What the task asks: Retype all material exactly. Pictures stay out of the copy.

Figure contents as structured data:
────────────────
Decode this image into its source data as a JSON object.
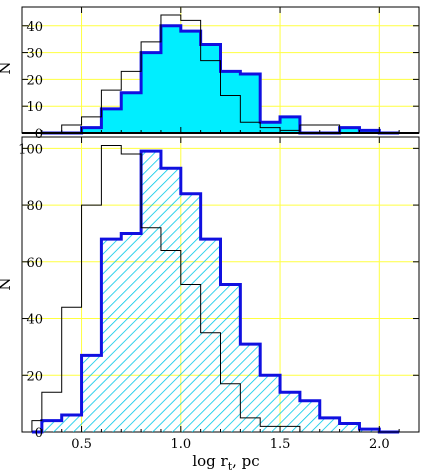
{
  "chart_data": [
    {
      "type": "bar",
      "panel": "top",
      "xlabel": "",
      "ylabel": "N",
      "xlim": [
        0.2,
        2.2
      ],
      "ylim": [
        0,
        47
      ],
      "x_ticks": [
        "0.5",
        "1.0",
        "1.5",
        "2.0"
      ],
      "x_tick_values": [
        0.5,
        1.0,
        1.5,
        2.0
      ],
      "y_ticks": [
        "0",
        "10",
        "20",
        "30",
        "40"
      ],
      "y_tick_values": [
        0,
        10,
        20,
        30,
        40
      ],
      "grid": true,
      "bin_edges": [
        0.3,
        0.35,
        0.4,
        0.45,
        0.5,
        0.55,
        0.6,
        0.65,
        0.7,
        0.75,
        0.8,
        0.85,
        0.9,
        0.95,
        1.0,
        1.05,
        1.1,
        1.15,
        1.2,
        1.25,
        1.3,
        1.35,
        1.4,
        1.45,
        1.5,
        1.55,
        1.6,
        1.65,
        1.7,
        1.75,
        1.8,
        1.85,
        1.9,
        1.95,
        2.0,
        2.05,
        2.1
      ],
      "series": [
        {
          "style": "thin-outline",
          "color": "#000000",
          "counts": [
            0,
            0,
            3,
            3,
            6,
            6,
            16,
            16,
            23,
            23,
            34,
            34,
            44,
            44,
            42,
            42,
            27,
            27,
            14,
            14,
            4,
            4,
            2,
            2,
            1,
            1,
            3,
            3,
            3,
            3,
            0,
            0,
            0,
            0,
            0,
            0
          ]
        },
        {
          "style": "filled",
          "color": "#1010e0",
          "fill": "#00eeff",
          "counts": [
            0,
            0,
            0,
            0,
            2,
            2,
            9,
            9,
            15,
            15,
            30,
            30,
            40,
            40,
            38,
            38,
            33,
            33,
            23,
            23,
            22,
            22,
            4,
            4,
            6,
            6,
            0,
            0,
            0,
            0,
            2,
            2,
            1,
            1,
            0,
            0
          ]
        }
      ]
    },
    {
      "type": "bar",
      "panel": "bottom",
      "xlabel": "log r",
      "xlabel_sub": "t",
      "xlabel_unit": ", pc",
      "ylabel": "N",
      "xlim": [
        0.2,
        2.2
      ],
      "ylim": [
        0,
        104
      ],
      "x_ticks": [
        "0.5",
        "1.0",
        "1.5",
        "2.0"
      ],
      "x_tick_values": [
        0.5,
        1.0,
        1.5,
        2.0
      ],
      "y_ticks": [
        "0",
        "20",
        "40",
        "60",
        "80",
        "100"
      ],
      "y_tick_values": [
        0,
        20,
        40,
        60,
        80,
        100
      ],
      "grid": true,
      "bin_edges": [
        0.25,
        0.3,
        0.35,
        0.4,
        0.45,
        0.5,
        0.55,
        0.6,
        0.65,
        0.7,
        0.75,
        0.8,
        0.85,
        0.9,
        0.95,
        1.0,
        1.05,
        1.1,
        1.15,
        1.2,
        1.25,
        1.3,
        1.35,
        1.4,
        1.45,
        1.5,
        1.55,
        1.6,
        1.65,
        1.7,
        1.75,
        1.8,
        1.85,
        1.9,
        1.95,
        2.0,
        2.05,
        2.1
      ],
      "series": [
        {
          "style": "thin-outline",
          "color": "#000000",
          "counts": [
            4,
            14,
            14,
            44,
            44,
            80,
            80,
            101,
            101,
            98,
            98,
            72,
            72,
            64,
            64,
            52,
            52,
            35,
            35,
            17,
            17,
            5,
            5,
            2,
            2,
            2,
            2,
            0,
            0,
            0,
            0,
            0,
            0,
            0,
            0,
            0,
            0
          ]
        },
        {
          "style": "hatched",
          "color": "#1010e0",
          "fill": "#00c8e8",
          "counts": [
            0,
            4,
            4,
            6,
            6,
            27,
            27,
            68,
            68,
            70,
            70,
            99,
            99,
            93,
            93,
            84,
            84,
            68,
            68,
            52,
            52,
            31,
            31,
            20,
            20,
            14,
            14,
            11,
            11,
            5,
            5,
            3,
            3,
            1,
            1,
            0,
            0
          ]
        }
      ]
    }
  ]
}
────────────────
Task answer:
Decode this image into its source data as a JSON object.
{
  "chart_data": [
    {
      "type": "bar",
      "panel": "top",
      "xlabel": "",
      "ylabel": "N",
      "xlim": [
        0.2,
        2.2
      ],
      "ylim": [
        0,
        47
      ],
      "x_ticks": [
        "0.5",
        "1.0",
        "1.5",
        "2.0"
      ],
      "x_tick_values": [
        0.5,
        1.0,
        1.5,
        2.0
      ],
      "y_ticks": [
        "0",
        "10",
        "20",
        "30",
        "40"
      ],
      "y_tick_values": [
        0,
        10,
        20,
        30,
        40
      ],
      "grid": true,
      "bin_edges": [
        0.3,
        0.35,
        0.4,
        0.45,
        0.5,
        0.55,
        0.6,
        0.65,
        0.7,
        0.75,
        0.8,
        0.85,
        0.9,
        0.95,
        1.0,
        1.05,
        1.1,
        1.15,
        1.2,
        1.25,
        1.3,
        1.35,
        1.4,
        1.45,
        1.5,
        1.55,
        1.6,
        1.65,
        1.7,
        1.75,
        1.8,
        1.85,
        1.9,
        1.95,
        2.0,
        2.05,
        2.1
      ],
      "series": [
        {
          "style": "thin-outline",
          "color": "#000000",
          "counts": [
            0,
            0,
            3,
            3,
            6,
            6,
            16,
            16,
            23,
            23,
            34,
            34,
            44,
            44,
            42,
            42,
            27,
            27,
            14,
            14,
            4,
            4,
            2,
            2,
            1,
            1,
            3,
            3,
            3,
            3,
            0,
            0,
            0,
            0,
            0,
            0
          ]
        },
        {
          "style": "filled",
          "color": "#1010e0",
          "fill": "#00eeff",
          "counts": [
            0,
            0,
            0,
            0,
            2,
            2,
            9,
            9,
            15,
            15,
            30,
            30,
            40,
            40,
            38,
            38,
            33,
            33,
            23,
            23,
            22,
            22,
            4,
            4,
            6,
            6,
            0,
            0,
            0,
            0,
            2,
            2,
            1,
            1,
            0,
            0
          ]
        }
      ]
    },
    {
      "type": "bar",
      "panel": "bottom",
      "xlabel": "log r",
      "xlabel_sub": "t",
      "xlabel_unit": ", pc",
      "ylabel": "N",
      "xlim": [
        0.2,
        2.2
      ],
      "ylim": [
        0,
        104
      ],
      "x_ticks": [
        "0.5",
        "1.0",
        "1.5",
        "2.0"
      ],
      "x_tick_values": [
        0.5,
        1.0,
        1.5,
        2.0
      ],
      "y_ticks": [
        "0",
        "20",
        "40",
        "60",
        "80",
        "100"
      ],
      "y_tick_values": [
        0,
        20,
        40,
        60,
        80,
        100
      ],
      "grid": true,
      "bin_edges": [
        0.25,
        0.3,
        0.35,
        0.4,
        0.45,
        0.5,
        0.55,
        0.6,
        0.65,
        0.7,
        0.75,
        0.8,
        0.85,
        0.9,
        0.95,
        1.0,
        1.05,
        1.1,
        1.15,
        1.2,
        1.25,
        1.3,
        1.35,
        1.4,
        1.45,
        1.5,
        1.55,
        1.6,
        1.65,
        1.7,
        1.75,
        1.8,
        1.85,
        1.9,
        1.95,
        2.0,
        2.05,
        2.1
      ],
      "series": [
        {
          "style": "thin-outline",
          "color": "#000000",
          "counts": [
            4,
            14,
            14,
            44,
            44,
            80,
            80,
            101,
            101,
            98,
            98,
            72,
            72,
            64,
            64,
            52,
            52,
            35,
            35,
            17,
            17,
            5,
            5,
            2,
            2,
            2,
            2,
            0,
            0,
            0,
            0,
            0,
            0,
            0,
            0,
            0,
            0
          ]
        },
        {
          "style": "hatched",
          "color": "#1010e0",
          "fill": "#00c8e8",
          "counts": [
            0,
            4,
            4,
            6,
            6,
            27,
            27,
            68,
            68,
            70,
            70,
            99,
            99,
            93,
            93,
            84,
            84,
            68,
            68,
            52,
            52,
            31,
            31,
            20,
            20,
            14,
            14,
            11,
            11,
            5,
            5,
            3,
            3,
            1,
            1,
            0,
            0
          ]
        }
      ]
    }
  ]
}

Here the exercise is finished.